-------- Records

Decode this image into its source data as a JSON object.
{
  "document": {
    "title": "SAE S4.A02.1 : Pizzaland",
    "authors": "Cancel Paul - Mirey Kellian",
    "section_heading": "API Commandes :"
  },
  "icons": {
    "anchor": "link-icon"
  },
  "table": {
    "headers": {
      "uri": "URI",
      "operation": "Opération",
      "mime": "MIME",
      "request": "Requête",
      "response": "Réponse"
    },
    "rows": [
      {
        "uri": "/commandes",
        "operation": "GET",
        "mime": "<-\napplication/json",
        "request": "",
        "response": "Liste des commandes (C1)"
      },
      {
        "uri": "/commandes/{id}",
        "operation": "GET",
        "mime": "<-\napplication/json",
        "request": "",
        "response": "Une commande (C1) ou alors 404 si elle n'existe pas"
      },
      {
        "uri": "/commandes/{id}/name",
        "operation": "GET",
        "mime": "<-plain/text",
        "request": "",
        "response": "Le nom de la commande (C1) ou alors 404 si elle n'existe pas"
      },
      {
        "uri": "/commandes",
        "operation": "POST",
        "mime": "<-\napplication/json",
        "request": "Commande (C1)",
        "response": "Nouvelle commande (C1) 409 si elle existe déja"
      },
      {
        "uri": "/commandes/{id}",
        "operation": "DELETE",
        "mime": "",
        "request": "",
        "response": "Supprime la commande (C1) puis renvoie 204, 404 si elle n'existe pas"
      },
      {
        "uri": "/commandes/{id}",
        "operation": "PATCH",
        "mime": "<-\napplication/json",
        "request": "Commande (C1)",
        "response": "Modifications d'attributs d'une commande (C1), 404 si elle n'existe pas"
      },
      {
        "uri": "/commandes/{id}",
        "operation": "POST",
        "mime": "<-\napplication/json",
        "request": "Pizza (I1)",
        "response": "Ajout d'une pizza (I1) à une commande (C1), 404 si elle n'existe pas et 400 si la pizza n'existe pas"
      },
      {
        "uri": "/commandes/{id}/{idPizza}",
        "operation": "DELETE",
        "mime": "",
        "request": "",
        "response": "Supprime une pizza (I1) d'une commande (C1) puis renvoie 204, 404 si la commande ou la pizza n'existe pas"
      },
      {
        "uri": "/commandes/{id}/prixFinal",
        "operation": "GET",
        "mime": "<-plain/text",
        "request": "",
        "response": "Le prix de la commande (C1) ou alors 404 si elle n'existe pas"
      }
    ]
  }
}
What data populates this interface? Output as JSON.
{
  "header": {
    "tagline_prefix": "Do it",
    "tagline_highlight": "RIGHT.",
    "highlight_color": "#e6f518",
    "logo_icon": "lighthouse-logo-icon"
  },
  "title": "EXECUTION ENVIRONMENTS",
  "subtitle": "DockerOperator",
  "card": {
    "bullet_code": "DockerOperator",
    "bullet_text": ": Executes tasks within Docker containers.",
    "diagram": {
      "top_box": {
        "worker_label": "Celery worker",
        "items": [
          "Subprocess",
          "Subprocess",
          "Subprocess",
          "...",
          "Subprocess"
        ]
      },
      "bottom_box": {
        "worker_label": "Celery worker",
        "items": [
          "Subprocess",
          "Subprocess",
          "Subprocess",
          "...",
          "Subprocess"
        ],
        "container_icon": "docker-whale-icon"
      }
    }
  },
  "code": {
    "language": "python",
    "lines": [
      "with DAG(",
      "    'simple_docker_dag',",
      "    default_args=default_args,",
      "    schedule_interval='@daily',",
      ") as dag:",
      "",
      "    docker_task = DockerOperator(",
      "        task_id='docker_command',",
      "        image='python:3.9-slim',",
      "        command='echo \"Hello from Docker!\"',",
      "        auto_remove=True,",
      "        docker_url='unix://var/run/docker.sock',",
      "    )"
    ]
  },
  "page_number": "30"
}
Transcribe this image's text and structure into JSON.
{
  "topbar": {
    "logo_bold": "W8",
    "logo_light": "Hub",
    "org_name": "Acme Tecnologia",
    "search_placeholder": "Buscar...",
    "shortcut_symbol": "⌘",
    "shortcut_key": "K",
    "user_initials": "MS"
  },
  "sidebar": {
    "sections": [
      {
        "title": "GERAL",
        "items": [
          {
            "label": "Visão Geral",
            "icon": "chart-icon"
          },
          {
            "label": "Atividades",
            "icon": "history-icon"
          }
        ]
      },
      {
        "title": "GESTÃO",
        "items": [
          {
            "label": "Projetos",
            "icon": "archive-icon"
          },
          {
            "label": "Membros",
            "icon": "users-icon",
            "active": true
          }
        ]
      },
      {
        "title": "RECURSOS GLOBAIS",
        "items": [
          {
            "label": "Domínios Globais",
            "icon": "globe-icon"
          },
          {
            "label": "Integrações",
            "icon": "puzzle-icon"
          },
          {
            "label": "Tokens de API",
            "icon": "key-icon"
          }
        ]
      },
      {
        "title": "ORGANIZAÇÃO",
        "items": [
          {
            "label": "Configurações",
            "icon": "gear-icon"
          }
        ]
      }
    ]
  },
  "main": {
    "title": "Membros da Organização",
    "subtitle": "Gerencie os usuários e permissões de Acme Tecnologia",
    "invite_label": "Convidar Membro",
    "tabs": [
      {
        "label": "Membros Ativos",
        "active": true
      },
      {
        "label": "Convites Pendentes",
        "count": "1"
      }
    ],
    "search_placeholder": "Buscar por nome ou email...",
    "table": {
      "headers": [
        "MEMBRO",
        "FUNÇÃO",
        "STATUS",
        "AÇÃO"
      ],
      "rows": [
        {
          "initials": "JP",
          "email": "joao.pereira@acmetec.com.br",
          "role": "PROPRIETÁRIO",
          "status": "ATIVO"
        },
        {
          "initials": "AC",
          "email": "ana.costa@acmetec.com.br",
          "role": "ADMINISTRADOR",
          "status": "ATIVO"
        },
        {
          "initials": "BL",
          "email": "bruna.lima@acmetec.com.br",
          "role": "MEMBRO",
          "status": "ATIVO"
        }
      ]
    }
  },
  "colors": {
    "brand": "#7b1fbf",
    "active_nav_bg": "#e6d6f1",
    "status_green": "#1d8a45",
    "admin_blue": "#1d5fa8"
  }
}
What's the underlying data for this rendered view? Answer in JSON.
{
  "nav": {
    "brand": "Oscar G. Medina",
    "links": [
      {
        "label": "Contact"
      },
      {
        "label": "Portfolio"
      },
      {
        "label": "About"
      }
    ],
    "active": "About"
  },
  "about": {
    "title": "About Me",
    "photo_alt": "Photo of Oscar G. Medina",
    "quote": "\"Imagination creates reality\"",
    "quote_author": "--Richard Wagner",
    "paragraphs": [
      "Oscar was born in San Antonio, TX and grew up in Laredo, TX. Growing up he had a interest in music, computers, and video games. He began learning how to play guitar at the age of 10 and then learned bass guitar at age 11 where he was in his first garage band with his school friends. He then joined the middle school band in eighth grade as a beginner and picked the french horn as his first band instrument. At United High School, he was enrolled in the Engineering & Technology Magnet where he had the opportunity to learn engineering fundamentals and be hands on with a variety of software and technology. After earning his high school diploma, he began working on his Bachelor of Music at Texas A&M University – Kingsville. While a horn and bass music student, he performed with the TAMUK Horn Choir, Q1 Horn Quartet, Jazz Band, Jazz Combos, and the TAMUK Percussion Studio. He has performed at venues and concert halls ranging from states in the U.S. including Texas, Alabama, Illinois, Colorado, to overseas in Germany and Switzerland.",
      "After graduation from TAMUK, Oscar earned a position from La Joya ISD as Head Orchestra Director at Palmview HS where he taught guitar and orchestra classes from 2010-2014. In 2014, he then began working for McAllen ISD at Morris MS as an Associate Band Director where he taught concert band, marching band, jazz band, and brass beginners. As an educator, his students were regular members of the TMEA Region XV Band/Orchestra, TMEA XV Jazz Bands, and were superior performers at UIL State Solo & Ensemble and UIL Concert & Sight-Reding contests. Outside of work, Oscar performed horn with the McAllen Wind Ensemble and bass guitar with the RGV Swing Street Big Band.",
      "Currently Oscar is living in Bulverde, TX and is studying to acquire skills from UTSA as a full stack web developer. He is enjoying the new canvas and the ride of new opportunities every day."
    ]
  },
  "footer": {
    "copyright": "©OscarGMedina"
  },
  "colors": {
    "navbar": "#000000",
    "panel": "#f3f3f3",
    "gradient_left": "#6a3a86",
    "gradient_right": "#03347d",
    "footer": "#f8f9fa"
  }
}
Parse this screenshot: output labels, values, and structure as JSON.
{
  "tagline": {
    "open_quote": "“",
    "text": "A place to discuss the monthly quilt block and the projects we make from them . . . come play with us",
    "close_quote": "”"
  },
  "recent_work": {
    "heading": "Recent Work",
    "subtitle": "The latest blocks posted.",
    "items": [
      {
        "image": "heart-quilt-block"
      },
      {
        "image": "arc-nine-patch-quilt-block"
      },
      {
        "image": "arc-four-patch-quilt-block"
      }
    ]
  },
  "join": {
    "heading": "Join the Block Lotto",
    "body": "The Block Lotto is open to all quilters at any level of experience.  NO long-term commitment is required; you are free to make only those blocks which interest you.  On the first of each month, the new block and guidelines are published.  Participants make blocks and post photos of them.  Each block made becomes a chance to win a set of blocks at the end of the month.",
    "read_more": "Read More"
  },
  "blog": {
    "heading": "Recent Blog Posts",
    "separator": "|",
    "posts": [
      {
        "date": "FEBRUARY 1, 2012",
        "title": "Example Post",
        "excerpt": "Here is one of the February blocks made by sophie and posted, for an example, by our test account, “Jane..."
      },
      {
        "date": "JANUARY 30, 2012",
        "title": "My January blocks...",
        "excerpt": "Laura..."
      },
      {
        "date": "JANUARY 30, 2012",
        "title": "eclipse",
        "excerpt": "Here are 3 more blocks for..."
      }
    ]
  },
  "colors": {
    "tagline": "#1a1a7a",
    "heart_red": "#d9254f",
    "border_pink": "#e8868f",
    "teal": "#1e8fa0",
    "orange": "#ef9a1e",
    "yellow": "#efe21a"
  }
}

----------------

*What this task involves:*
Locate all lines that include the word "Buscar" and copy them out.

*Result for this exercise:*
    "search_placeholder": "Buscar...",
    "search_placeholder": "Buscar por nome ou email...",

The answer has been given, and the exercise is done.